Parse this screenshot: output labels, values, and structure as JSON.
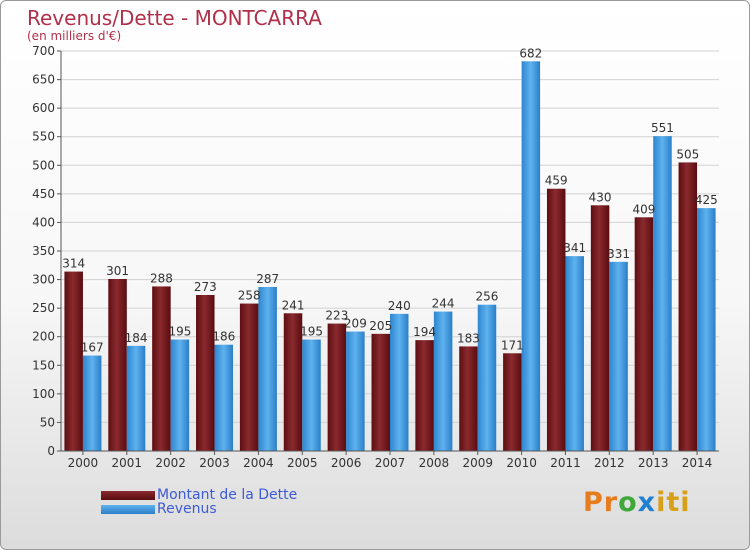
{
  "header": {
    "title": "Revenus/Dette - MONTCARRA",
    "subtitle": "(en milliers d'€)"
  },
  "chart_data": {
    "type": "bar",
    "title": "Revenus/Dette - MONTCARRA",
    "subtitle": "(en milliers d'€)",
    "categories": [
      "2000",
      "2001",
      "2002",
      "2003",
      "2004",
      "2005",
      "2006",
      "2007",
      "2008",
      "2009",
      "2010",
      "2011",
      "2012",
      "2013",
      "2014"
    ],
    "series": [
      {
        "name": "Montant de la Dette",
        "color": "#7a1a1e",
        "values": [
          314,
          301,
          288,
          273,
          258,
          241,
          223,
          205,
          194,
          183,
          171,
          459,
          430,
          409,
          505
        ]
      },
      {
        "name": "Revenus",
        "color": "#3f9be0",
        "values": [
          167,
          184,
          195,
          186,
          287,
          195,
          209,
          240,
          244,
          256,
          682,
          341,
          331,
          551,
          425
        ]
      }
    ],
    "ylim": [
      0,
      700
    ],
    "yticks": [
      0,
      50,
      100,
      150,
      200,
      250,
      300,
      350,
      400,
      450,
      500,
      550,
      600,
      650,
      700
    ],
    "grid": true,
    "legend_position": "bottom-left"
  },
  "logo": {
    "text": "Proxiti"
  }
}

---

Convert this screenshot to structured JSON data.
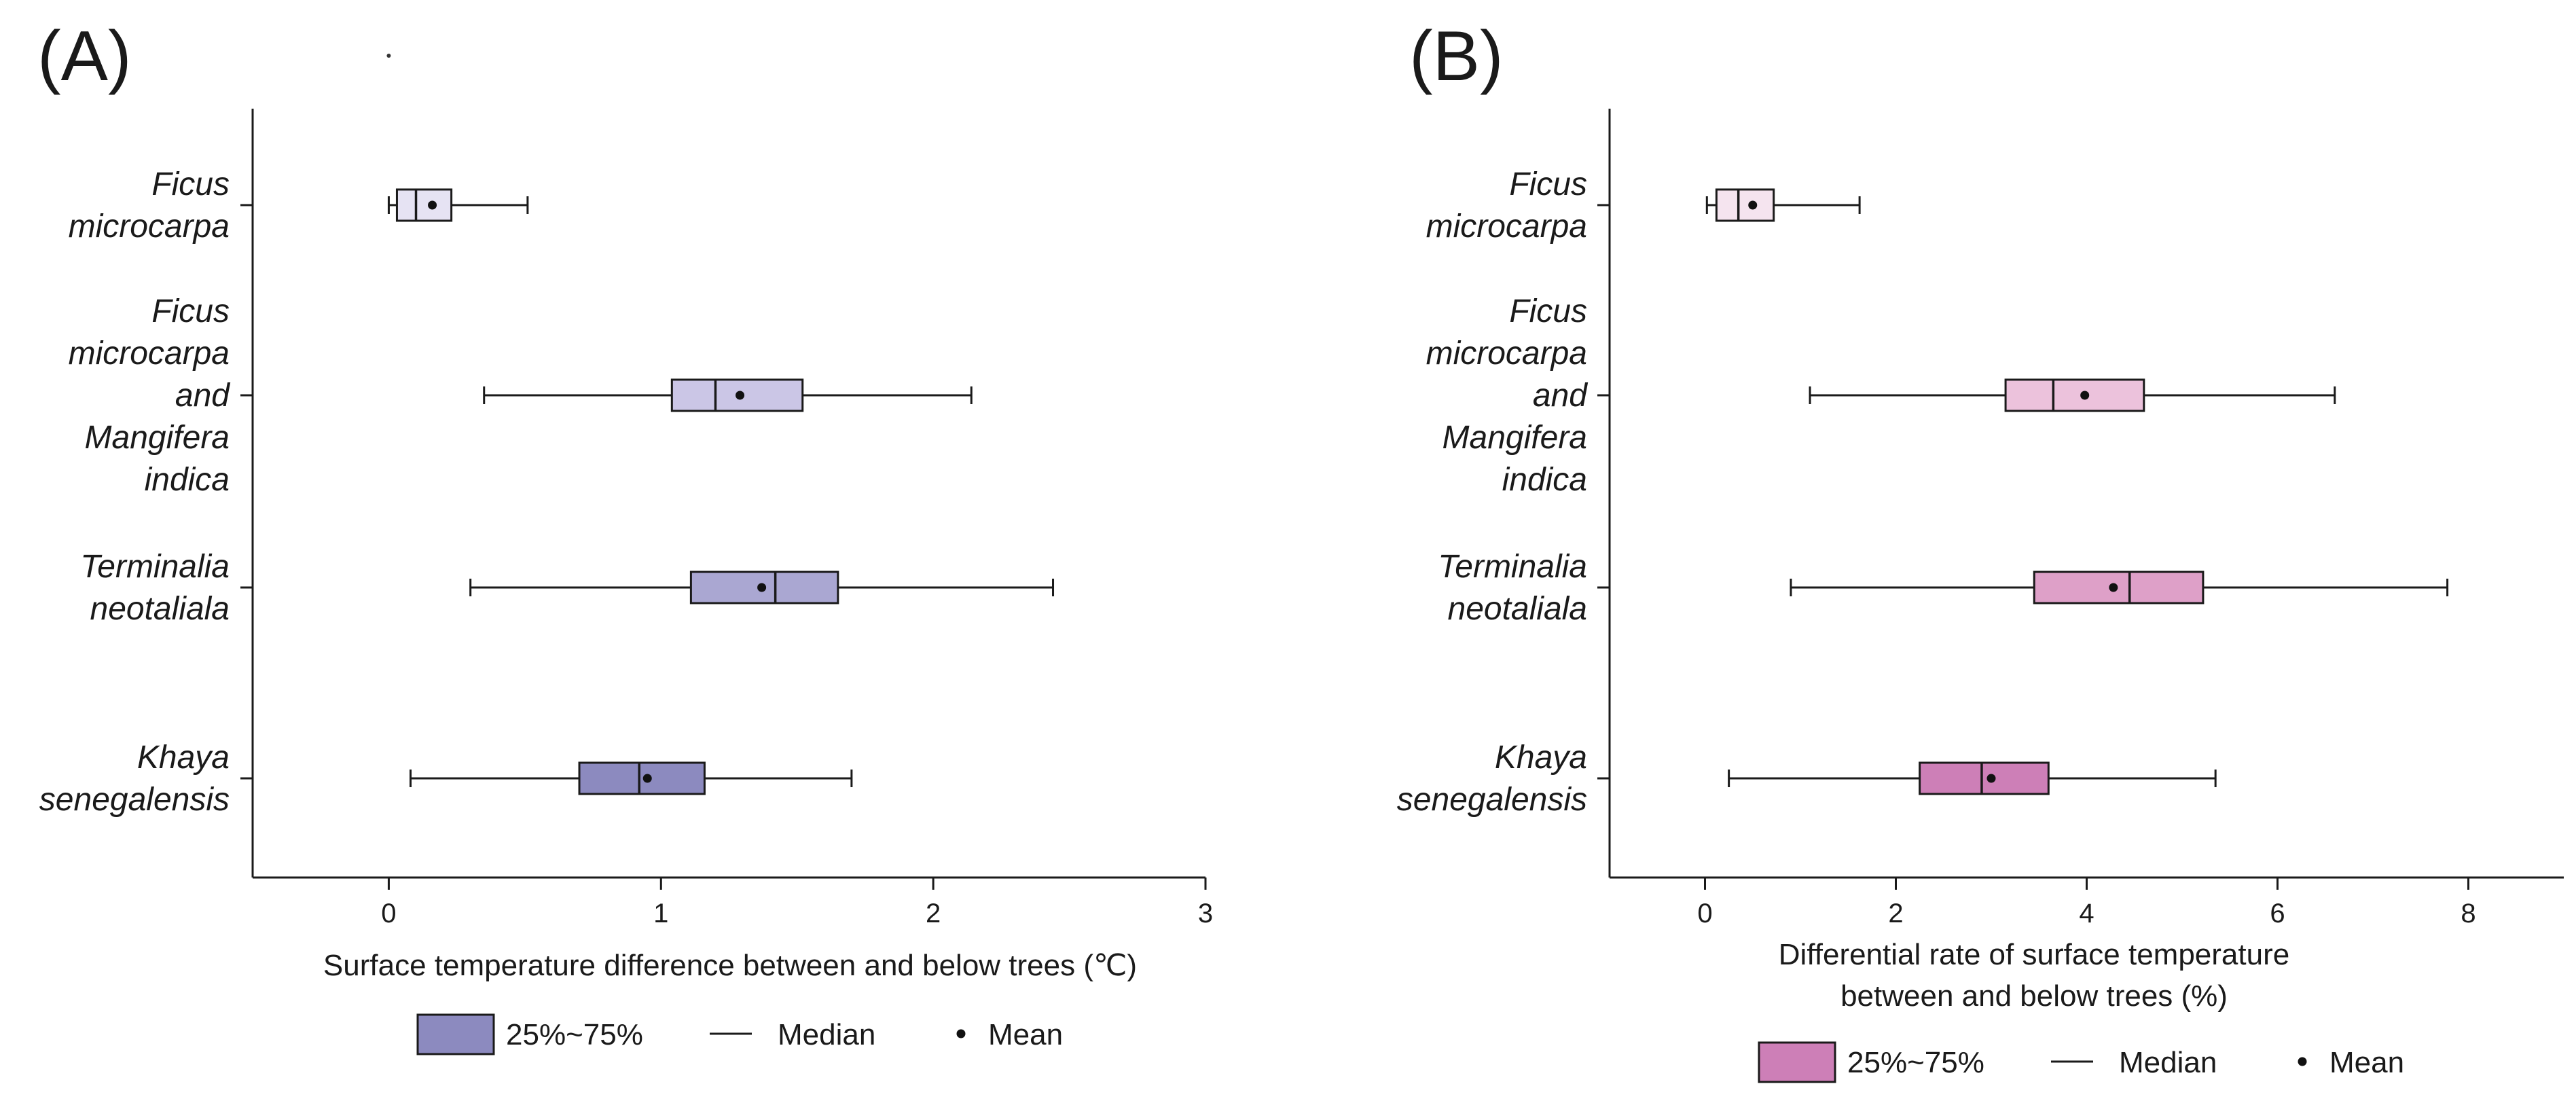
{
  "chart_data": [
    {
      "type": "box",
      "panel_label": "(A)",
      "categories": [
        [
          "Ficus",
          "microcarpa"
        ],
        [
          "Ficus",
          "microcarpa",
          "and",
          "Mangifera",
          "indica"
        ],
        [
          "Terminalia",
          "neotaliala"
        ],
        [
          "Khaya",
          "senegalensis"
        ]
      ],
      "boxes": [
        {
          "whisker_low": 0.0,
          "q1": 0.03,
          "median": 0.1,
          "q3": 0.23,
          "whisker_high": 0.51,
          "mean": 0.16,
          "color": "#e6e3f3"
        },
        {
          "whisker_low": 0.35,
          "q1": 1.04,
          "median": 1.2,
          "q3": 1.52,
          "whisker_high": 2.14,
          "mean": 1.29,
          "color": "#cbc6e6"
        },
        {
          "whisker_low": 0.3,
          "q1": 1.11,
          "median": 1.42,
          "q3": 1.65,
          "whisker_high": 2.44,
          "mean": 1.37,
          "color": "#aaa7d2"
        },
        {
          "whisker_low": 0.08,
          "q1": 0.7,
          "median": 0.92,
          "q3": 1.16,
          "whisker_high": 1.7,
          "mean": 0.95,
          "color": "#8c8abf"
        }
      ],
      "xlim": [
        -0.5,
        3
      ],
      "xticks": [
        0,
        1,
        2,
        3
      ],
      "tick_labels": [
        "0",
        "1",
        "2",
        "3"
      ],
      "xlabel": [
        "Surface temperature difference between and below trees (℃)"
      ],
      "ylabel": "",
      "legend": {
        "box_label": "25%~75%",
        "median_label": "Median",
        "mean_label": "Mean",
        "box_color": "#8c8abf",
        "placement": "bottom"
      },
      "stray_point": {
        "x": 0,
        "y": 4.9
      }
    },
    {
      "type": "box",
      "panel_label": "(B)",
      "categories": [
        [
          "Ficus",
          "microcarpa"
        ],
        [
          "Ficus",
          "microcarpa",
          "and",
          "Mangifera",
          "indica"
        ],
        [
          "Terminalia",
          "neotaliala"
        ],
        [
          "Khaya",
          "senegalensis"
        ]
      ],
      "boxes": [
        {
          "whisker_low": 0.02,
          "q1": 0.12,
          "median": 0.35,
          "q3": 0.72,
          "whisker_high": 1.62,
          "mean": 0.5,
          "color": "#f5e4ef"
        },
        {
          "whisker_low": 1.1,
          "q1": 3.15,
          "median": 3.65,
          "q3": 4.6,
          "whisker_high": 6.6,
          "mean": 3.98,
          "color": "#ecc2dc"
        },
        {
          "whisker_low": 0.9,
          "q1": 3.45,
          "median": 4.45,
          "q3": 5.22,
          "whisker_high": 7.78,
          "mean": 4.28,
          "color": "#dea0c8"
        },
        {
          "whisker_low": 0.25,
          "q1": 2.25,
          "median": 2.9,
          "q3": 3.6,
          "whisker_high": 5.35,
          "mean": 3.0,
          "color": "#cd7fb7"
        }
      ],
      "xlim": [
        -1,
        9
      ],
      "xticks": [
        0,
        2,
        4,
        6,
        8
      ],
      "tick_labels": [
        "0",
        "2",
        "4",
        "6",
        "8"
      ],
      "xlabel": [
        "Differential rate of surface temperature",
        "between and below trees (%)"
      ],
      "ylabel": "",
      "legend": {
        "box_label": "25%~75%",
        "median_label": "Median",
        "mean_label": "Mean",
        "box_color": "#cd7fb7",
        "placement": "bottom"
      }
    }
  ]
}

---

■ TASK TO COMPLETE ■
Select the lines in this material that hold the word "subtitle", leaving none out.

■ COMPLETED TASK ■
    "subtitle": "(en milliers d'€)"
    "subtitle": "(en milliers d'€)",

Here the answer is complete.